"""

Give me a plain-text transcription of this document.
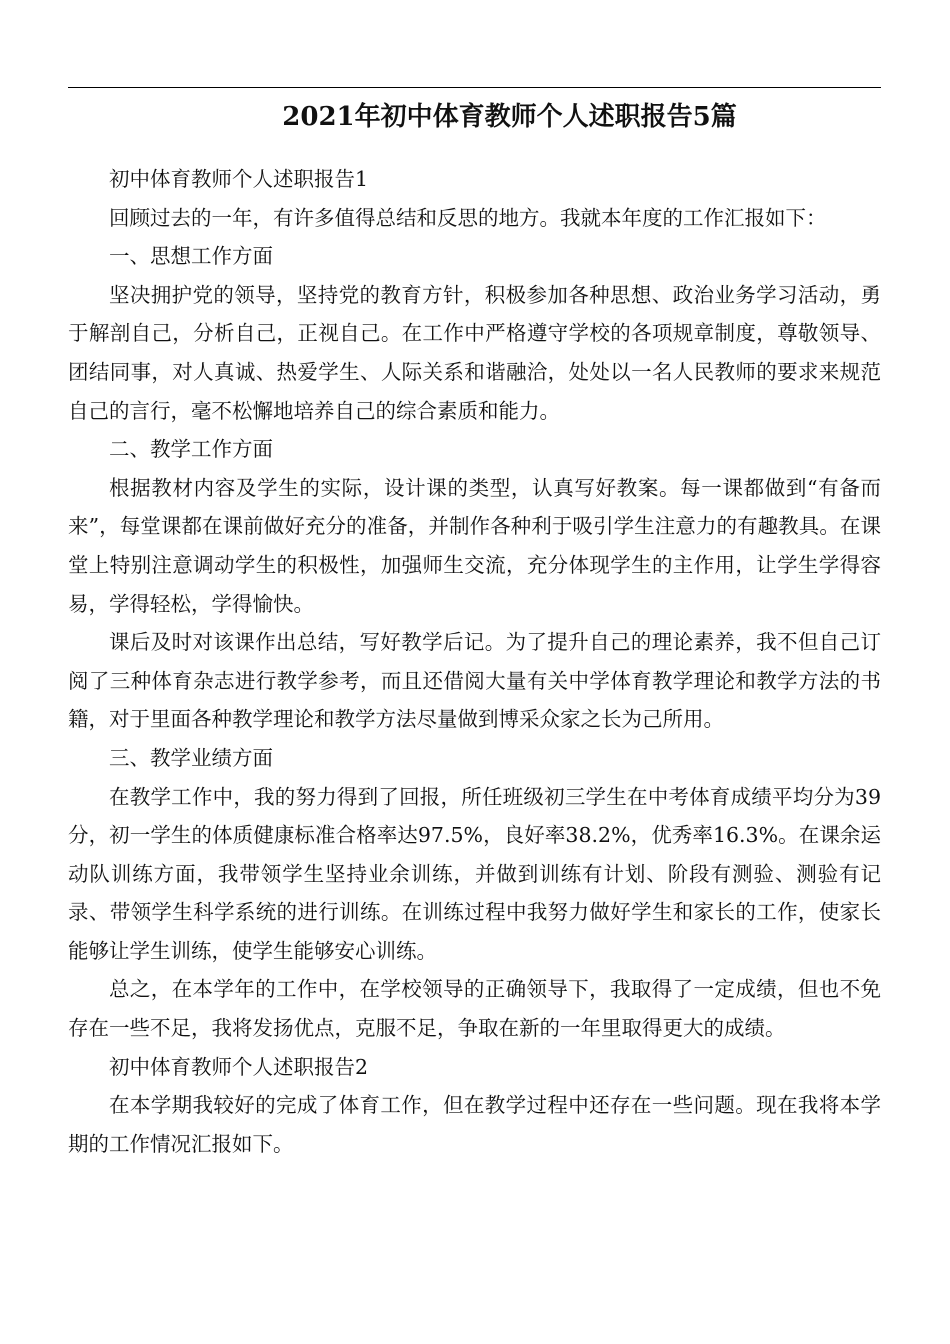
2021年初中体育教师个人述职报告5篇

初中体育教师个人述职报告1

回顾过去的一年，有许多值得总结和反思的地方。我就本年度的工作汇报如下：

一、思想工作方面

坚决拥护党的领导，坚持党的教育方针，积极参加各种思想、政治业务学习活动，勇于解剖自己，分析自己，正视自己。在工作中严格遵守学校的各项规章制度，尊敬领导、团结同事，对人真诚、热爱学生、人际关系和谐融洽，处处以一名人民教师的要求来规范自己的言行，毫不松懈地培养自己的综合素质和能力。

二、教学工作方面

根据教材内容及学生的实际，设计课的类型，认真写好教案。每一课都做到“有备而来”，每堂课都在课前做好充分的准备，并制作各种利于吸引学生注意力的有趣教具。在课堂上特别注意调动学生的积极性，加强师生交流，充分体现学生的主作用，让学生学得容易，学得轻松，学得愉快。

课后及时对该课作出总结，写好教学后记。为了提升自己的理论素养，我不但自己订阅了三种体育杂志进行教学参考，而且还借阅大量有关中学体育教学理论和教学方法的书籍，对于里面各种教学理论和教学方法尽量做到博采众家之长为己所用。

三、教学业绩方面

在教学工作中，我的努力得到了回报，所任班级初三学生在中考体育成绩平均分为39分，初一学生的体质健康标准合格率达97.5%，良好率38.2%，优秀率16.3%。在课余运动队训练方面，我带领学生坚持业余训练，并做到训练有计划、阶段有测验、测验有记录、带领学生科学系统的进行训练。在训练过程中我努力做好学生和家长的工作，使家长能够让学生训练，使学生能够安心训练。

总之，在本学年的工作中，在学校领导的正确领导下，我取得了一定成绩，但也不免存在一些不足，我将发扬优点，克服不足，争取在新的一年里取得更大的成绩。

初中体育教师个人述职报告2

在本学期我较好的完成了体育工作，但在教学过程中还存在一些问题。现在我将本学期的工作情况汇报如下。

"""

### Prompt
Transcribe all the records above word for word, without their images.

### The result
Give me a plain-text transcription of this document.
2021年初中体育教师个人述职报告5篇

初中体育教师个人述职报告1

回顾过去的一年，有许多值得总结和反思的地方。我就本年度的工作汇报如下：

一、思想工作方面

坚决拥护党的领导，坚持党的教育方针，积极参加各种思想、政治业务学习活动，勇于解剖自己，分析自己，正视自己。在工作中严格遵守学校的各项规章制度，尊敬领导、团结同事，对人真诚、热爱学生、人际关系和谐融洽，处处以一名人民教师的要求来规范自己的言行，毫不松懈地培养自己的综合素质和能力。

二、教学工作方面

根据教材内容及学生的实际，设计课的类型，认真写好教案。每一课都做到“有备而来”，每堂课都在课前做好充分的准备，并制作各种利于吸引学生注意力的有趣教具。在课堂上特别注意调动学生的积极性，加强师生交流，充分体现学生的主作用，让学生学得容易，学得轻松，学得愉快。

课后及时对该课作出总结，写好教学后记。为了提升自己的理论素养，我不但自己订阅了三种体育杂志进行教学参考，而且还借阅大量有关中学体育教学理论和教学方法的书籍，对于里面各种教学理论和教学方法尽量做到博采众家之长为己所用。

三、教学业绩方面

在教学工作中，我的努力得到了回报，所任班级初三学生在中考体育成绩平均分为39分，初一学生的体质健康标准合格率达97.5%，良好率38.2%，优秀率16.3%。在课余运动队训练方面，我带领学生坚持业余训练，并做到训练有计划、阶段有测验、测验有记录、带领学生科学系统的进行训练。在训练过程中我努力做好学生和家长的工作，使家长能够让学生训练，使学生能够安心训练。

总之，在本学年的工作中，在学校领导的正确领导下，我取得了一定成绩，但也不免存在一些不足，我将发扬优点，克服不足，争取在新的一年里取得更大的成绩。

初中体育教师个人述职报告2

在本学期我较好的完成了体育工作，但在教学过程中还存在一些问题。现在我将本学期的工作情况汇报如下。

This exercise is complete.